Start of Extracted information

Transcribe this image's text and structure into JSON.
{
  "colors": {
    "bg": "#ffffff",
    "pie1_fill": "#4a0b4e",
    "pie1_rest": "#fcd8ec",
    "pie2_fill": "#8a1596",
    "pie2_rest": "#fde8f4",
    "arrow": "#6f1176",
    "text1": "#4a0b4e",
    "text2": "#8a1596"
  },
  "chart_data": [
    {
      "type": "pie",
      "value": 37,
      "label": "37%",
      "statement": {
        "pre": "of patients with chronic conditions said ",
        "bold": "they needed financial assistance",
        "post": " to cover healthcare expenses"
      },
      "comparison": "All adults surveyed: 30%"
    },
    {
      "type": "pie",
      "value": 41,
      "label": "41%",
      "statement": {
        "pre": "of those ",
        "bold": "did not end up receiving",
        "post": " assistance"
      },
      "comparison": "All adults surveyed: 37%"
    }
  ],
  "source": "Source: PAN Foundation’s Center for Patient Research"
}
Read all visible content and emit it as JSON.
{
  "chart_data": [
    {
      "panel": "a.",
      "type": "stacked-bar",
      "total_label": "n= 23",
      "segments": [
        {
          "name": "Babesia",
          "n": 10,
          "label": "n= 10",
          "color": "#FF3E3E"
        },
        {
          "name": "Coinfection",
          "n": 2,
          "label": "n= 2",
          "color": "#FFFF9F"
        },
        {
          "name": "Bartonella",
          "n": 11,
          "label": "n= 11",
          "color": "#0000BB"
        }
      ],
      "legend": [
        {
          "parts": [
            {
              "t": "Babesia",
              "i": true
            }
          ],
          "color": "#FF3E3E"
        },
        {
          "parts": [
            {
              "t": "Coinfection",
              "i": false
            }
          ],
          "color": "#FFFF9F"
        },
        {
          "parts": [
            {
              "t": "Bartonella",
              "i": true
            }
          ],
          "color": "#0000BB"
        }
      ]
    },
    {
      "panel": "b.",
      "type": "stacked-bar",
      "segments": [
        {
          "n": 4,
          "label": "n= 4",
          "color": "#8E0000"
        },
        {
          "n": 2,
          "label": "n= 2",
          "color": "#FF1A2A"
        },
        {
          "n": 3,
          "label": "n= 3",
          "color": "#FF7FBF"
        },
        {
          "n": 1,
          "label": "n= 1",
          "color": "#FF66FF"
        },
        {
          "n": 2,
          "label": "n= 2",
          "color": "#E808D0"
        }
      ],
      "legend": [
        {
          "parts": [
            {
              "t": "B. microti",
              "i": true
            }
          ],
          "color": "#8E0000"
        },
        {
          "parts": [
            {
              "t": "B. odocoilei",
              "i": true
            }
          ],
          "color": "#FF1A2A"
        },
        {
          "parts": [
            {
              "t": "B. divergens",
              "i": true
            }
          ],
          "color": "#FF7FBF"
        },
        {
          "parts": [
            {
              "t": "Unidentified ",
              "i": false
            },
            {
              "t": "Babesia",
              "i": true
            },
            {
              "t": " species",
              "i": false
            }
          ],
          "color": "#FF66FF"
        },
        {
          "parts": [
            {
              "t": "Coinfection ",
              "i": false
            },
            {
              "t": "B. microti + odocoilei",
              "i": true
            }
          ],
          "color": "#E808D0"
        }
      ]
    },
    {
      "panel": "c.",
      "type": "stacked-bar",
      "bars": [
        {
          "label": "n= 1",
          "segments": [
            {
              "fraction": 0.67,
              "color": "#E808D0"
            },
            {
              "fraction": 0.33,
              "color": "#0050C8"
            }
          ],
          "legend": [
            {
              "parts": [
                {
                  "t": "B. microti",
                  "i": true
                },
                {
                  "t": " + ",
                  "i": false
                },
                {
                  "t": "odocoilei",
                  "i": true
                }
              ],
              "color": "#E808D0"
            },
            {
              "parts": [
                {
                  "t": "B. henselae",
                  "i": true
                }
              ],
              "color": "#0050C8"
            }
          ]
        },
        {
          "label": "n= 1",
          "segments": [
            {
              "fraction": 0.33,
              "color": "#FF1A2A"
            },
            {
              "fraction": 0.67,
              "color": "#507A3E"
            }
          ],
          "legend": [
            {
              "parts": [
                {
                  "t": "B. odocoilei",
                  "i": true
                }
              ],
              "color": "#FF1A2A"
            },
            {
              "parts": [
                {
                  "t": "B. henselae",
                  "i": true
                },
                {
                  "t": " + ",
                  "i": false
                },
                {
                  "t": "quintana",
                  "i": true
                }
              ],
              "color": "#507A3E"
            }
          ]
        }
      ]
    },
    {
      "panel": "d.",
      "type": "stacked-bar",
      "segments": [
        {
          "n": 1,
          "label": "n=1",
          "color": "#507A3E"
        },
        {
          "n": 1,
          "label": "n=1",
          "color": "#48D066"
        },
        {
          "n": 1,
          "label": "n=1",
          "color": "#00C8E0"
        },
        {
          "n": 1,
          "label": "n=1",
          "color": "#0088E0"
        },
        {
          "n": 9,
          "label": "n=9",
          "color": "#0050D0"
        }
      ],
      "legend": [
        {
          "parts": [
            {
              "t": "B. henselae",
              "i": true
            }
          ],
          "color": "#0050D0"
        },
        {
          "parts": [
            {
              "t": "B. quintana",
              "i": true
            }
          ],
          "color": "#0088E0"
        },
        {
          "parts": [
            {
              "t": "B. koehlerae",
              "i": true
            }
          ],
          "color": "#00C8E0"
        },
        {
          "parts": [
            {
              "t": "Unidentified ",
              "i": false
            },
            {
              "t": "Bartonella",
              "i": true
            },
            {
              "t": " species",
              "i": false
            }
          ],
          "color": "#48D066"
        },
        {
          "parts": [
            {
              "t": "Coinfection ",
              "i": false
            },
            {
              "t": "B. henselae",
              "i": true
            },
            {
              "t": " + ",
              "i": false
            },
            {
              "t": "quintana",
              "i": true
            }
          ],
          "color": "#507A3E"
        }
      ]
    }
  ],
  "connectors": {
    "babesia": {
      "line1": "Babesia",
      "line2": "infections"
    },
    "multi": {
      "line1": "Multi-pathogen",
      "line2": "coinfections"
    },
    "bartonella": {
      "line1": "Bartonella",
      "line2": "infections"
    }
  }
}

End of Extracted information

Assigned task
Set the data down again in full. Keep it exact.

Solution
Transcribe this image's text and structure into JSON.
{
  "colors": {
    "bg": "#ffffff",
    "pie1_fill": "#4a0b4e",
    "pie1_rest": "#fcd8ec",
    "pie2_fill": "#8a1596",
    "pie2_rest": "#fde8f4",
    "arrow": "#6f1176",
    "text1": "#4a0b4e",
    "text2": "#8a1596"
  },
  "chart_data": [
    {
      "type": "pie",
      "value": 37,
      "label": "37%",
      "statement": {
        "pre": "of patients with chronic conditions said ",
        "bold": "they needed financial assistance",
        "post": " to cover healthcare expenses"
      },
      "comparison": "All adults surveyed: 30%"
    },
    {
      "type": "pie",
      "value": 41,
      "label": "41%",
      "statement": {
        "pre": "of those ",
        "bold": "did not end up receiving",
        "post": " assistance"
      },
      "comparison": "All adults surveyed: 37%"
    }
  ],
  "source": "Source: PAN Foundation’s Center for Patient Research"
}
Read all visible content and emit it as JSON.
{
  "chart_data": [
    {
      "panel": "a.",
      "type": "stacked-bar",
      "total_label": "n= 23",
      "segments": [
        {
          "name": "Babesia",
          "n": 10,
          "label": "n= 10",
          "color": "#FF3E3E"
        },
        {
          "name": "Coinfection",
          "n": 2,
          "label": "n= 2",
          "color": "#FFFF9F"
        },
        {
          "name": "Bartonella",
          "n": 11,
          "label": "n= 11",
          "color": "#0000BB"
        }
      ],
      "legend": [
        {
          "parts": [
            {
              "t": "Babesia",
              "i": true
            }
          ],
          "color": "#FF3E3E"
        },
        {
          "parts": [
            {
              "t": "Coinfection",
              "i": false
            }
          ],
          "color": "#FFFF9F"
        },
        {
          "parts": [
            {
              "t": "Bartonella",
              "i": true
            }
          ],
          "color": "#0000BB"
        }
      ]
    },
    {
      "panel": "b.",
      "type": "stacked-bar",
      "segments": [
        {
          "n": 4,
          "label": "n= 4",
          "color": "#8E0000"
        },
        {
          "n": 2,
          "label": "n= 2",
          "color": "#FF1A2A"
        },
        {
          "n": 3,
          "label": "n= 3",
          "color": "#FF7FBF"
        },
        {
          "n": 1,
          "label": "n= 1",
          "color": "#FF66FF"
        },
        {
          "n": 2,
          "label": "n= 2",
          "color": "#E808D0"
        }
      ],
      "legend": [
        {
          "parts": [
            {
              "t": "B. microti",
              "i": true
            }
          ],
          "color": "#8E0000"
        },
        {
          "parts": [
            {
              "t": "B. odocoilei",
              "i": true
            }
          ],
          "color": "#FF1A2A"
        },
        {
          "parts": [
            {
              "t": "B. divergens",
              "i": true
            }
          ],
          "color": "#FF7FBF"
        },
        {
          "parts": [
            {
              "t": "Unidentified ",
              "i": false
            },
            {
              "t": "Babesia",
              "i": true
            },
            {
              "t": " species",
              "i": false
            }
          ],
          "color": "#FF66FF"
        },
        {
          "parts": [
            {
              "t": "Coinfection ",
              "i": false
            },
            {
              "t": "B. microti + odocoilei",
              "i": true
            }
          ],
          "color": "#E808D0"
        }
      ]
    },
    {
      "panel": "c.",
      "type": "stacked-bar",
      "bars": [
        {
          "label": "n= 1",
          "segments": [
            {
              "fraction": 0.67,
              "color": "#E808D0"
            },
            {
              "fraction": 0.33,
              "color": "#0050C8"
            }
          ],
          "legend": [
            {
              "parts": [
                {
                  "t": "B. microti",
                  "i": true
                },
                {
                  "t": " + ",
                  "i": false
                },
                {
                  "t": "odocoilei",
                  "i": true
                }
              ],
              "color": "#E808D0"
            },
            {
              "parts": [
                {
                  "t": "B. henselae",
                  "i": true
                }
              ],
              "color": "#0050C8"
            }
          ]
        },
        {
          "label": "n= 1",
          "segments": [
            {
              "fraction": 0.33,
              "color": "#FF1A2A"
            },
            {
              "fraction": 0.67,
              "color": "#507A3E"
            }
          ],
          "legend": [
            {
              "parts": [
                {
                  "t": "B. odocoilei",
                  "i": true
                }
              ],
              "color": "#FF1A2A"
            },
            {
              "parts": [
                {
                  "t": "B. henselae",
                  "i": true
                },
                {
                  "t": " + ",
                  "i": false
                },
                {
                  "t": "quintana",
                  "i": true
                }
              ],
              "color": "#507A3E"
            }
          ]
        }
      ]
    },
    {
      "panel": "d.",
      "type": "stacked-bar",
      "segments": [
        {
          "n": 1,
          "label": "n=1",
          "color": "#507A3E"
        },
        {
          "n": 1,
          "label": "n=1",
          "color": "#48D066"
        },
        {
          "n": 1,
          "label": "n=1",
          "color": "#00C8E0"
        },
        {
          "n": 1,
          "label": "n=1",
          "color": "#0088E0"
        },
        {
          "n": 9,
          "label": "n=9",
          "color": "#0050D0"
        }
      ],
      "legend": [
        {
          "parts": [
            {
              "t": "B. henselae",
              "i": true
            }
          ],
          "color": "#0050D0"
        },
        {
          "parts": [
            {
              "t": "B. quintana",
              "i": true
            }
          ],
          "color": "#0088E0"
        },
        {
          "parts": [
            {
              "t": "B. koehlerae",
              "i": true
            }
          ],
          "color": "#00C8E0"
        },
        {
          "parts": [
            {
              "t": "Unidentified ",
              "i": false
            },
            {
              "t": "Bartonella",
              "i": true
            },
            {
              "t": " species",
              "i": false
            }
          ],
          "color": "#48D066"
        },
        {
          "parts": [
            {
              "t": "Coinfection ",
              "i": false
            },
            {
              "t": "B. henselae",
              "i": true
            },
            {
              "t": " + ",
              "i": false
            },
            {
              "t": "quintana",
              "i": true
            }
          ],
          "color": "#507A3E"
        }
      ]
    }
  ],
  "connectors": {
    "babesia": {
      "line1": "Babesia",
      "line2": "infections"
    },
    "multi": {
      "line1": "Multi-pathogen",
      "line2": "coinfections"
    },
    "bartonella": {
      "line1": "Bartonella",
      "line2": "infections"
    }
  }
}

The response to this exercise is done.